* [Exercise task] Using the records below, give the number of lines where the word "防松螺母" appears, with no further output.

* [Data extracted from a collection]
_ _ _ _ _ _ _
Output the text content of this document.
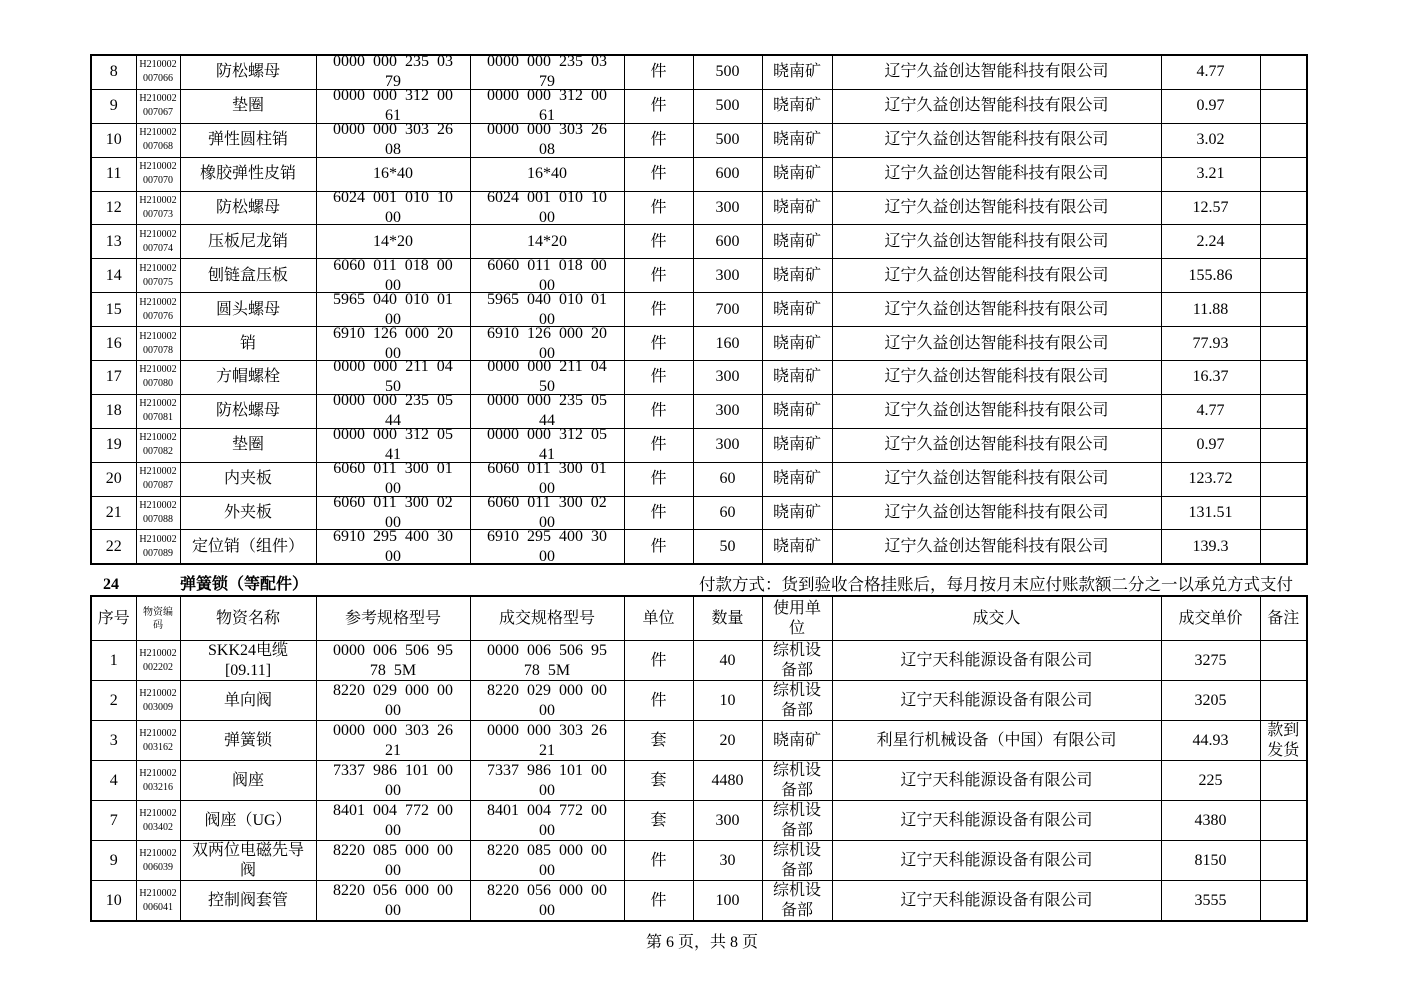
8	H210002007066	防松螺母	0000 000 235 03 79	0000 000 235 03 79	件	500	晓南矿	辽宁久益创达智能科技有限公司	4.77	

9	H210002007067	垫圈	0000 000 312 00 61	0000 000 312 00 61	件	500	晓南矿	辽宁久益创达智能科技有限公司	0.97	

10	H210002007068	弹性圆柱销	0000 000 303 26 08	0000 000 303 26 08	件	500	晓南矿	辽宁久益创达智能科技有限公司	3.02	

11	H210002007070	橡胶弹性皮销	16*40	16*40	件	600	晓南矿	辽宁久益创达智能科技有限公司	3.21	

12	H210002007073	防松螺母	6024 001 010 10 00	6024 001 010 10 00	件	300	晓南矿	辽宁久益创达智能科技有限公司	12.57	

13	H210002007074	压板尼龙销	14*20	14*20	件	600	晓南矿	辽宁久益创达智能科技有限公司	2.24	

14	H210002007075	刨链盒压板	6060 011 018 00 00	6060 011 018 00 00	件	300	晓南矿	辽宁久益创达智能科技有限公司	155.86	

15	H210002007076	圆头螺母	5965 040 010 01 00	5965 040 010 01 00	件	700	晓南矿	辽宁久益创达智能科技有限公司	11.88	

16	H210002007078	销	6910 126 000 20 00	6910 126 000 20 00	件	160	晓南矿	辽宁久益创达智能科技有限公司	77.93	

17	H210002007080	方帽螺栓	0000 000 211 04 50	0000 000 211 04 50	件	300	晓南矿	辽宁久益创达智能科技有限公司	16.37	

18	H210002007081	防松螺母	0000 000 235 05 44	0000 000 235 05 44	件	300	晓南矿	辽宁久益创达智能科技有限公司	4.77	

19	H210002007082	垫圈	0000 000 312 05 41	0000 000 312 05 41	件	300	晓南矿	辽宁久益创达智能科技有限公司	0.97	

20	H210002007087	内夹板	6060 011 300 01 00	6060 011 300 01 00	件	60	晓南矿	辽宁久益创达智能科技有限公司	123.72	

21	H210002007088	外夹板	6060 011 300 02 00	6060 011 300 02 00	件	60	晓南矿	辽宁久益创达智能科技有限公司	131.51	

22	H210002007089	定位销（组件）	6910 295 400 30 00	6910 295 400 30 00	件	50	晓南矿	辽宁久益创达智能科技有限公司	139.3	

24	弹簧锁（等配件）	付款方式：货到验收合格挂账后，每月按月末应付账款额二分之一以承兑方式支付
序号	物资编码	物资名称	参考规格型号	成交规格型号	单位	数量	使用单位	成交人	成交单价	备注

1	H210002002202	SKK24电缆[09.11]	0000 006 506 95 78 5M	0000 006 506 95 78 5M	件	40	综机设备部	辽宁天科能源设备有限公司	3275	

2	H210002003009	单向阀	8220 029 000 00 00	8220 029 000 00 00	件	10	综机设备部	辽宁天科能源设备有限公司	3205	

3	H210002003162	弹簧锁	0000 000 303 26 21	0000 000 303 26 21	套	20	晓南矿	利星行机械设备（中国）有限公司	44.93	款到发货

4	H210002003216	阀座	7337 986 101 00 00	7337 986 101 00 00	套	4480	综机设备部	辽宁天科能源设备有限公司	225	

7	H210002003402	阀座（UG）	8401 004 772 00 00	8401 004 772 00 00	套	300	综机设备部	辽宁天科能源设备有限公司	4380	

9	H210002006039	双两位电磁先导阀	8220 085 000 00 00	8220 085 000 00 00	件	30	综机设备部	辽宁天科能源设备有限公司	8150	

10	H210002006041	控制阀套管	8220 056 000 00 00	8220 056 000 00 00	件	100	综机设备部	辽宁天科能源设备有限公司	3555	

第 6 页，共 8 页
_ _ _ _ _ _ _
* [The answer] 3